### Exercise brief
Single out each line with the word "下列说法不正确的是" and copy it.

Records from a data source
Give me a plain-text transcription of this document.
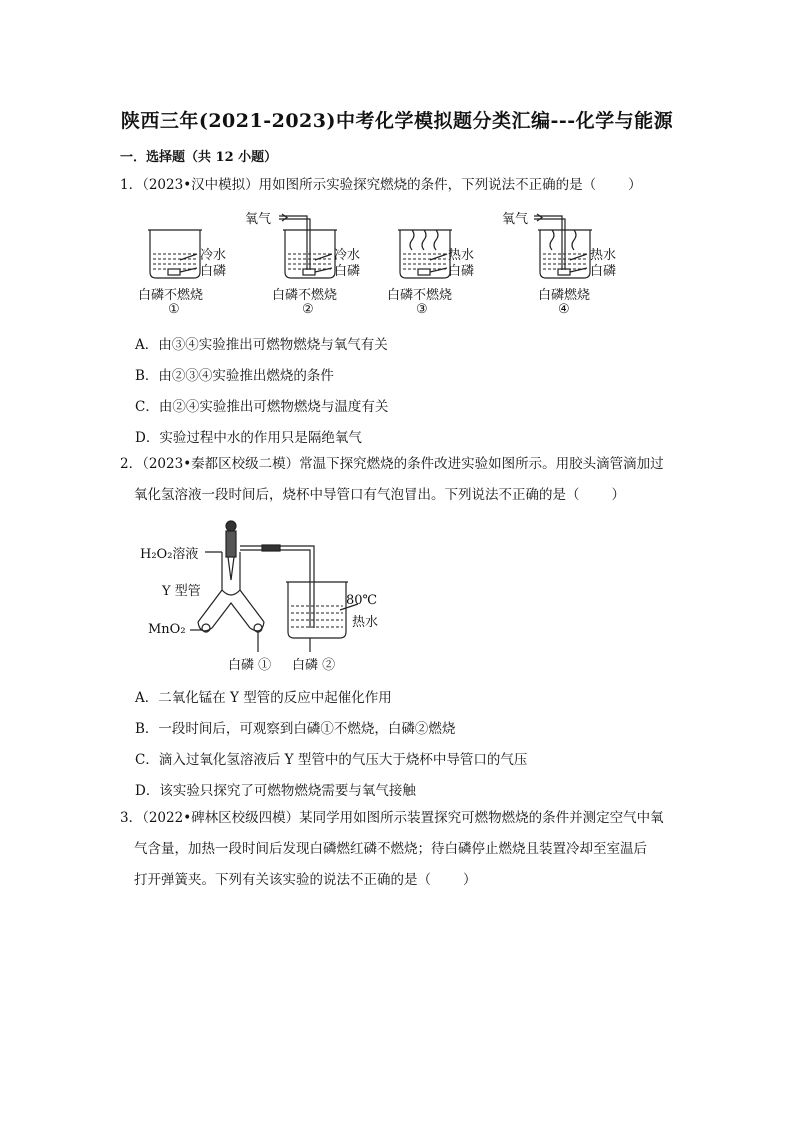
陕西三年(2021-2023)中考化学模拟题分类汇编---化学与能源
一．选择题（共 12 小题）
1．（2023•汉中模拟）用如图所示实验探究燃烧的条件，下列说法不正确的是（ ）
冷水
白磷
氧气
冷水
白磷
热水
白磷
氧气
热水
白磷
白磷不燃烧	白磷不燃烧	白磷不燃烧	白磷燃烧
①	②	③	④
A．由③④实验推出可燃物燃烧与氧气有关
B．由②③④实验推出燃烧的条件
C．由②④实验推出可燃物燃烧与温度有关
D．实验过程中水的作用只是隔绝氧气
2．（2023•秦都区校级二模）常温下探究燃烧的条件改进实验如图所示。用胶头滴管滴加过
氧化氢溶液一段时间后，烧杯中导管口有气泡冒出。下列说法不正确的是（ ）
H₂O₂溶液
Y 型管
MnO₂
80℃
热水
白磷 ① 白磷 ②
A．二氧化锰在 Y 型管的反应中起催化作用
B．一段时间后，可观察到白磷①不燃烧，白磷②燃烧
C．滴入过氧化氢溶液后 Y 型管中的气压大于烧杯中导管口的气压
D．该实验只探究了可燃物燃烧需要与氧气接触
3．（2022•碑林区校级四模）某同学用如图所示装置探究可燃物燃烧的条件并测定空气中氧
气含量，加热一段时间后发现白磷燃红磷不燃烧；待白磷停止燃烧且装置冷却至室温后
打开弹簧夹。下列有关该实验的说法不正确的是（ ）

### Solution to the problem
1．（2023•汉中模拟）用如图所示实验探究燃烧的条件，下列说法不正确的是（ ）
氧化氢溶液一段时间后，烧杯中导管口有气泡冒出。下列说法不正确的是（ ）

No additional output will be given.